Part of a data file:
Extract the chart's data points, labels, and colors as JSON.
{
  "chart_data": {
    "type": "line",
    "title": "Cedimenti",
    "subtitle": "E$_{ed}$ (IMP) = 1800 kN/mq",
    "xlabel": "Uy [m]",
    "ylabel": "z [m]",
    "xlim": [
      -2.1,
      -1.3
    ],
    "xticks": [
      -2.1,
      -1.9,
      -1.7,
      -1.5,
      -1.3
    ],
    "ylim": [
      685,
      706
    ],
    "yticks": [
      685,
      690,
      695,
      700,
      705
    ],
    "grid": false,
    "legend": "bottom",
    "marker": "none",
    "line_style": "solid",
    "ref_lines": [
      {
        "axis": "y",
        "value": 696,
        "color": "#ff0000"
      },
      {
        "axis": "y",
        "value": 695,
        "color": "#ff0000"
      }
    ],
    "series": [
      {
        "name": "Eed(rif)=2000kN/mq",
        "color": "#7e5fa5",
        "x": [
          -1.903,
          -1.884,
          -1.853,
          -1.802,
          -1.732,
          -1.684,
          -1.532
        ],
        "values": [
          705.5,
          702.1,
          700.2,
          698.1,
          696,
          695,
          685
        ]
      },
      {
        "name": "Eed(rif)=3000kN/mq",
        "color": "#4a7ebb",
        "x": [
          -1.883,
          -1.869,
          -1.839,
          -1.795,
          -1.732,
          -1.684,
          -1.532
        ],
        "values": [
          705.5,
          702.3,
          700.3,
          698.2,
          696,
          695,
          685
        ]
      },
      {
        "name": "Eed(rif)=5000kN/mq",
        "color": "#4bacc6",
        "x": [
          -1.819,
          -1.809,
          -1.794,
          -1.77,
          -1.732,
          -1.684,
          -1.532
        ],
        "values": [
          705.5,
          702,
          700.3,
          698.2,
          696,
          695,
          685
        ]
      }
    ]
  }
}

**Task statement**: Restate the whole of the material exactly.

**Exercise response**:
Extract the chart's data points, labels, and colors as JSON.
{
  "chart_data": {
    "type": "line",
    "title": "Cedimenti",
    "subtitle": "E$_{ed}$ (IMP) = 1800 kN/mq",
    "xlabel": "Uy [m]",
    "ylabel": "z [m]",
    "xlim": [
      -2.1,
      -1.3
    ],
    "xticks": [
      -2.1,
      -1.9,
      -1.7,
      -1.5,
      -1.3
    ],
    "ylim": [
      685,
      706
    ],
    "yticks": [
      685,
      690,
      695,
      700,
      705
    ],
    "grid": false,
    "legend": "bottom",
    "marker": "none",
    "line_style": "solid",
    "ref_lines": [
      {
        "axis": "y",
        "value": 696,
        "color": "#ff0000"
      },
      {
        "axis": "y",
        "value": 695,
        "color": "#ff0000"
      }
    ],
    "series": [
      {
        "name": "Eed(rif)=2000kN/mq",
        "color": "#7e5fa5",
        "x": [
          -1.903,
          -1.884,
          -1.853,
          -1.802,
          -1.732,
          -1.684,
          -1.532
        ],
        "values": [
          705.5,
          702.1,
          700.2,
          698.1,
          696,
          695,
          685
        ]
      },
      {
        "name": "Eed(rif)=3000kN/mq",
        "color": "#4a7ebb",
        "x": [
          -1.883,
          -1.869,
          -1.839,
          -1.795,
          -1.732,
          -1.684,
          -1.532
        ],
        "values": [
          705.5,
          702.3,
          700.3,
          698.2,
          696,
          695,
          685
        ]
      },
      {
        "name": "Eed(rif)=5000kN/mq",
        "color": "#4bacc6",
        "x": [
          -1.819,
          -1.809,
          -1.794,
          -1.77,
          -1.732,
          -1.684,
          -1.532
        ],
        "values": [
          705.5,
          702,
          700.3,
          698.2,
          696,
          695,
          685
        ]
      }
    ]
  }
}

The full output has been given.